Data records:

* * *

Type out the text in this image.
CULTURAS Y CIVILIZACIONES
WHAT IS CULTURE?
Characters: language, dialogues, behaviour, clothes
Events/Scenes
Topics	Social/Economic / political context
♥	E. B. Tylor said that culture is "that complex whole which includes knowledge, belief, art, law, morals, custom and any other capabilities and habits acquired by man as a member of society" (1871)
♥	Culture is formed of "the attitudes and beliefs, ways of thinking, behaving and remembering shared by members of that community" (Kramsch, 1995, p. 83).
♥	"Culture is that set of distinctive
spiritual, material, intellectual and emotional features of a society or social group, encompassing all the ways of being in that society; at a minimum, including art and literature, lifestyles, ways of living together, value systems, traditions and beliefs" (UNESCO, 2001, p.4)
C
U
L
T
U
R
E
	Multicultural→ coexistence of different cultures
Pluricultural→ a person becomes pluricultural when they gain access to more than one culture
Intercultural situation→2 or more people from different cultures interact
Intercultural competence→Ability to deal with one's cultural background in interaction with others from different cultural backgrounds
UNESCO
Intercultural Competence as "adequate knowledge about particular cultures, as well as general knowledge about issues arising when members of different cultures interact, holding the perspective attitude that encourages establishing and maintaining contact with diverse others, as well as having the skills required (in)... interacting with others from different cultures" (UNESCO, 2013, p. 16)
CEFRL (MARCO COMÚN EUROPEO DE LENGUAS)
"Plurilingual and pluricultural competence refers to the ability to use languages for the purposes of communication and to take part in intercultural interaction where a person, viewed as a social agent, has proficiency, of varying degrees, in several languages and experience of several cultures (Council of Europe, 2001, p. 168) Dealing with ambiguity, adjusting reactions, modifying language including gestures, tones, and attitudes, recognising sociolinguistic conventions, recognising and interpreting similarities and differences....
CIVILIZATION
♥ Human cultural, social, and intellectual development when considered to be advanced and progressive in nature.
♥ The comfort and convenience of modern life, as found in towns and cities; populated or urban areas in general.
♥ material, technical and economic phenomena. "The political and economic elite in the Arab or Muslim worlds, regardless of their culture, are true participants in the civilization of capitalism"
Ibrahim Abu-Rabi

* * *

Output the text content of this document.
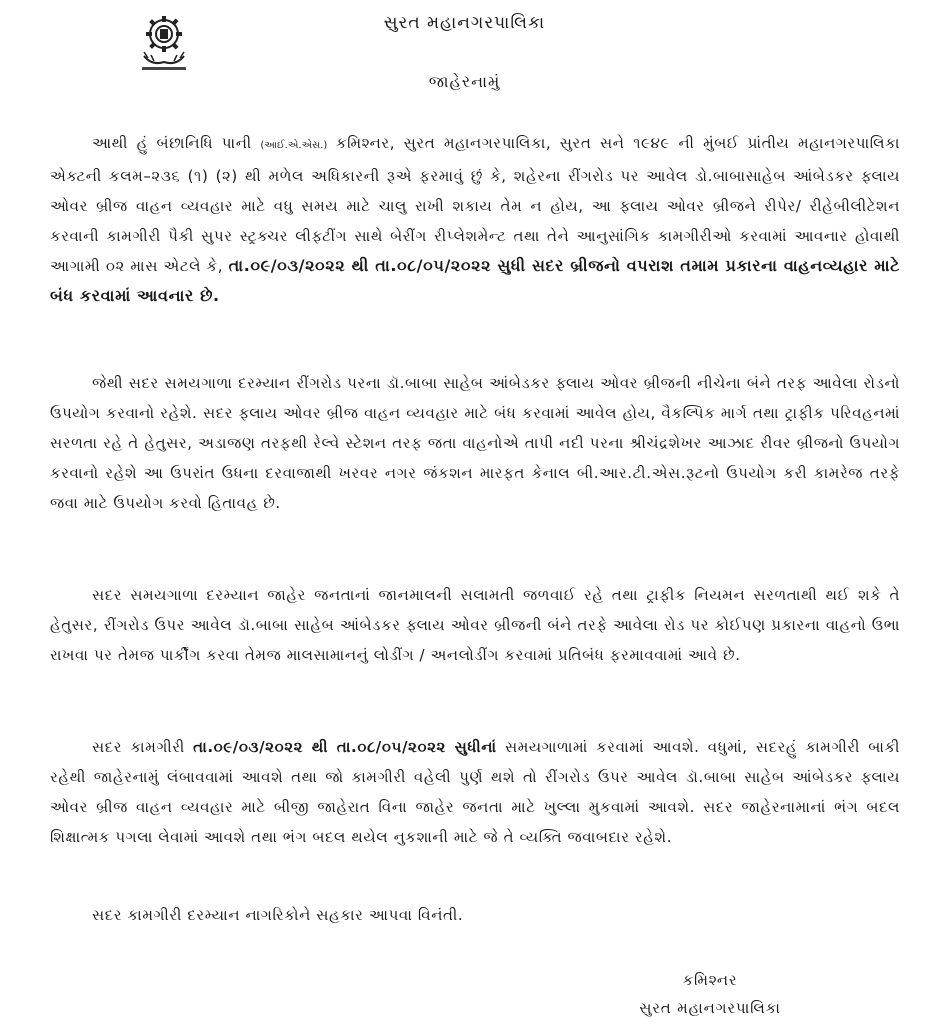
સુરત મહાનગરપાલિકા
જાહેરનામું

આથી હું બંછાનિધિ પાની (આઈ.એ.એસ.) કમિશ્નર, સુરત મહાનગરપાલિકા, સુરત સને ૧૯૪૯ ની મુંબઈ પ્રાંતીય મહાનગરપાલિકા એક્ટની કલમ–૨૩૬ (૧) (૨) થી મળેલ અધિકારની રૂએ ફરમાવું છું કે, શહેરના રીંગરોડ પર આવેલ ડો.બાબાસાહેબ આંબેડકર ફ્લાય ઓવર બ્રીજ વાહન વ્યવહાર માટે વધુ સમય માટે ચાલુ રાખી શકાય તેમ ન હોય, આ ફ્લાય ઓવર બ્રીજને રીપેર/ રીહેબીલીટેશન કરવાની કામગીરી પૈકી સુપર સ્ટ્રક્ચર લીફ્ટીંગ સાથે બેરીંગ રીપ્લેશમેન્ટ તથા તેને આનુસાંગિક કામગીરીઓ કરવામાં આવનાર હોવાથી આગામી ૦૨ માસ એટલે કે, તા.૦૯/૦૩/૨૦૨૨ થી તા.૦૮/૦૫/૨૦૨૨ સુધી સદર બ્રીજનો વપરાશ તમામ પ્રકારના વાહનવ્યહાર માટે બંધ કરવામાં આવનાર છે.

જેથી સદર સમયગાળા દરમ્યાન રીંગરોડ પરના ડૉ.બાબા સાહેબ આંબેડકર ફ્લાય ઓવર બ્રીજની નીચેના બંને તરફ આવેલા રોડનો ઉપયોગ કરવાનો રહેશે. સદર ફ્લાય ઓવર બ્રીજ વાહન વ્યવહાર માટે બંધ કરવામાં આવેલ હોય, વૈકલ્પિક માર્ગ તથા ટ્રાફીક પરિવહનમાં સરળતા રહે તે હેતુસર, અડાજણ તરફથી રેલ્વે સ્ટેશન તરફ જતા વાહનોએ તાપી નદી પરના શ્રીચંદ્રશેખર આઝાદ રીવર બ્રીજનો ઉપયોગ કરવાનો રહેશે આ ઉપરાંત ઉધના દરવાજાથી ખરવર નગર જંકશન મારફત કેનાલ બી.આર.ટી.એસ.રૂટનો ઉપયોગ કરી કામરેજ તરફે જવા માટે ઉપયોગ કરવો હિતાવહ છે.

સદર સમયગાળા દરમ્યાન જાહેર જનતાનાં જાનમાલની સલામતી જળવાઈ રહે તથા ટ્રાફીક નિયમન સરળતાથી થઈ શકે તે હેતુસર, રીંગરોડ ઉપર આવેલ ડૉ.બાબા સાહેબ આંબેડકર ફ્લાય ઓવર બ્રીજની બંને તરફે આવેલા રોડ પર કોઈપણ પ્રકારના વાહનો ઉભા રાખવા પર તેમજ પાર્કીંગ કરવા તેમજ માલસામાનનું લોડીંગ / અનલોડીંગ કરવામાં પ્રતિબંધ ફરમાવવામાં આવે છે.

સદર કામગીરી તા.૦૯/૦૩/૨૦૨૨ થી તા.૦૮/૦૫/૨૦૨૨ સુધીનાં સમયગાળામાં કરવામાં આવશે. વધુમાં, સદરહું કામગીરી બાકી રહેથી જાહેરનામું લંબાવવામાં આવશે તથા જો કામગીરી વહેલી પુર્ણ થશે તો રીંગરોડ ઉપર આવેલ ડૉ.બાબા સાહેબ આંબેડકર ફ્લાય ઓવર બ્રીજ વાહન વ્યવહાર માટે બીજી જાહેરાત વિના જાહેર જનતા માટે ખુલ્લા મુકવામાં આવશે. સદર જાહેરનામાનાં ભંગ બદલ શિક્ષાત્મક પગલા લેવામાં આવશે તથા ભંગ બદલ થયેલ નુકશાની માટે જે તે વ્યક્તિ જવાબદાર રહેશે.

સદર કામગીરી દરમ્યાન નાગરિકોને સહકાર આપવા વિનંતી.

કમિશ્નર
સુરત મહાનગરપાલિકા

* * *

--- WHAT TO PRODUCE ---
Your task is to list each line of the records with the word "members".

--- EXERCISE ANSWER ---
♥	Culture is formed of "the attitudes and beliefs, ways of thinking, behaving and remembering shared by members of that community" (Kramsch, 1995, p. 83).
Intercultural Competence as "adequate knowledge about particular cultures, as well as general knowledge about issues arising when members of different cultures interact, holding the perspective attitude that encourages establishing and maintaining contact with diverse others, as well as having the skills required (in)... interacting with others from different cultures" (UNESCO, 2013, p. 16)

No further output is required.